▶ [WHAT TO PRODUCE]:
Determine how many lines of the entries contain "screenshot". Reply with that number alone.

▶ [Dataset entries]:
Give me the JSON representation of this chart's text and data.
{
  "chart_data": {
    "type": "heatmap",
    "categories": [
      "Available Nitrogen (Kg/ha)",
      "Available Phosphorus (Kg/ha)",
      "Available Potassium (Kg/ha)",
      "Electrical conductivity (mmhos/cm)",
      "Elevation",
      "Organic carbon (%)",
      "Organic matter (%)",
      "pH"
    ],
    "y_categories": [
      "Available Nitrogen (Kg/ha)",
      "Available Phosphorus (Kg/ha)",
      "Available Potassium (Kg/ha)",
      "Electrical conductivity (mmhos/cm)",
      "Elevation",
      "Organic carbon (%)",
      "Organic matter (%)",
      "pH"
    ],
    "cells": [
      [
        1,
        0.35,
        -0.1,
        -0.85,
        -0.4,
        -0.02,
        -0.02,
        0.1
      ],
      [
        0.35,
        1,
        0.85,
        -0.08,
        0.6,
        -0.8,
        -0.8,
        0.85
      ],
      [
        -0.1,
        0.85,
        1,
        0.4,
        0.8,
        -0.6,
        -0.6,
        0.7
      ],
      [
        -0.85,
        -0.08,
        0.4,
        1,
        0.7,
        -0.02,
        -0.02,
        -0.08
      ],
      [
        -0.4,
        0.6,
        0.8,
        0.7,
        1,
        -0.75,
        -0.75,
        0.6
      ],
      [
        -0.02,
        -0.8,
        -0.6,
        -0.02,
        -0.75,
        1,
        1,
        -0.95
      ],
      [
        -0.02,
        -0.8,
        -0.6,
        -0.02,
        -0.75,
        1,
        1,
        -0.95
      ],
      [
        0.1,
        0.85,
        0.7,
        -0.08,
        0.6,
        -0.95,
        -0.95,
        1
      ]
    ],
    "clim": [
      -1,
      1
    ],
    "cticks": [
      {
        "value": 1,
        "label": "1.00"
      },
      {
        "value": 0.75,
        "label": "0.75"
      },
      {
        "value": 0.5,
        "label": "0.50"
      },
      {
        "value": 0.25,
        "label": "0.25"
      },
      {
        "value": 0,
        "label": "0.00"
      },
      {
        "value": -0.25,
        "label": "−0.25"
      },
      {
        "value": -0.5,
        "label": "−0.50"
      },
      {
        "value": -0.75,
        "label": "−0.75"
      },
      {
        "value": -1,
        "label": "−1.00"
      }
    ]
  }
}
* * *
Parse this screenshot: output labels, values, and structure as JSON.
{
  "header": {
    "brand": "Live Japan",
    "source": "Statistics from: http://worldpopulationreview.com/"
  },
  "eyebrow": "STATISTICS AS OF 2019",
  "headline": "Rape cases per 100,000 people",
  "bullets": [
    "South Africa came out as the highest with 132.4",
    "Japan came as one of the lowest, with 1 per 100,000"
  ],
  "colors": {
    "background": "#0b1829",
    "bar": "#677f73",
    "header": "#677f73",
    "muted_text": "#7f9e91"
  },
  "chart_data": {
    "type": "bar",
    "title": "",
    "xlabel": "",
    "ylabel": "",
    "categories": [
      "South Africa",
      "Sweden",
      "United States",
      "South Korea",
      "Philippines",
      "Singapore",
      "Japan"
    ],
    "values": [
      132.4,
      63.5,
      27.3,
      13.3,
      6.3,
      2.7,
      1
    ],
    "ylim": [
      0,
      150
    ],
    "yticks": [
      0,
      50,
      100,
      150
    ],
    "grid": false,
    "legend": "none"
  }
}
---
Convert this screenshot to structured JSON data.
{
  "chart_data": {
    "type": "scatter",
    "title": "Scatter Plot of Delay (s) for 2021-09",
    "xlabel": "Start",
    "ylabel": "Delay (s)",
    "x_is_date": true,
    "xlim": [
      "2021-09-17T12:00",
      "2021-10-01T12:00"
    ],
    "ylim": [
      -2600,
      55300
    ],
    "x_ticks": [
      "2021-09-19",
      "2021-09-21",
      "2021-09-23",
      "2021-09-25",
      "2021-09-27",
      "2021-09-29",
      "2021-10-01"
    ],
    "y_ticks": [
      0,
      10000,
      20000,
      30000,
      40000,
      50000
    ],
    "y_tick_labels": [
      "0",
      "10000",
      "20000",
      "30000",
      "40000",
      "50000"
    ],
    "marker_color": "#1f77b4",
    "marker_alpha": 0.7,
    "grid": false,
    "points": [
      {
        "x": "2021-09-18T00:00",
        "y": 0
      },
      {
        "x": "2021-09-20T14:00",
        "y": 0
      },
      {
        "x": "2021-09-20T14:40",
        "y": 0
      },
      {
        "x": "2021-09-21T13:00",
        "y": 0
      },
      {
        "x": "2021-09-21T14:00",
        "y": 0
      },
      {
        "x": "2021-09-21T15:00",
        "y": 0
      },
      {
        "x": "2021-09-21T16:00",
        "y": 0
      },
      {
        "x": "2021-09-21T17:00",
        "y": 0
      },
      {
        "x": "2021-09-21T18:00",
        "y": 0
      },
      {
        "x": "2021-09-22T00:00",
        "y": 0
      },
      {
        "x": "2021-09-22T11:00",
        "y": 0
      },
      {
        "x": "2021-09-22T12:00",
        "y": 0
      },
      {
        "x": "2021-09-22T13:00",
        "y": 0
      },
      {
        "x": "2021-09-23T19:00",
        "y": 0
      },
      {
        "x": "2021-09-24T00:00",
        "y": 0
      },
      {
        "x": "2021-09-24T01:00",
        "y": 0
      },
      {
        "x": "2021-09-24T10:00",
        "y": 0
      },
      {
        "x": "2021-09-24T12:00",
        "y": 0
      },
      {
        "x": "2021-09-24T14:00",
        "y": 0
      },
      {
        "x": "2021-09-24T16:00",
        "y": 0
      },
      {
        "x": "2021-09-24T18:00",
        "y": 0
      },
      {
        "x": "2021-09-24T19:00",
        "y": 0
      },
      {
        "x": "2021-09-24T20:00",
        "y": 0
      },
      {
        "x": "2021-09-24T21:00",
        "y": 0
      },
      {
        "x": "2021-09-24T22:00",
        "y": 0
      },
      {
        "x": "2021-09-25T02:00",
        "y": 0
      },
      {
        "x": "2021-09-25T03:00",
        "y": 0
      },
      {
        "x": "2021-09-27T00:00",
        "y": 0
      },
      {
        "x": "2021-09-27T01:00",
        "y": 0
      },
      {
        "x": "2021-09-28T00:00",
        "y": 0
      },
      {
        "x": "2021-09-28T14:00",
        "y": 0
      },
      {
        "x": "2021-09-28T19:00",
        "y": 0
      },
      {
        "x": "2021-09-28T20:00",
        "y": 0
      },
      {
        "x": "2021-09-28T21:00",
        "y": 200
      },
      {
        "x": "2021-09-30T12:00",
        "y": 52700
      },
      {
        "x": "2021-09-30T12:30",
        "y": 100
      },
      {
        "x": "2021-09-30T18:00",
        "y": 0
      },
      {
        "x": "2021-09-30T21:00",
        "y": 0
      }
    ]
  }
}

▶ [FINAL ANSWER]:
2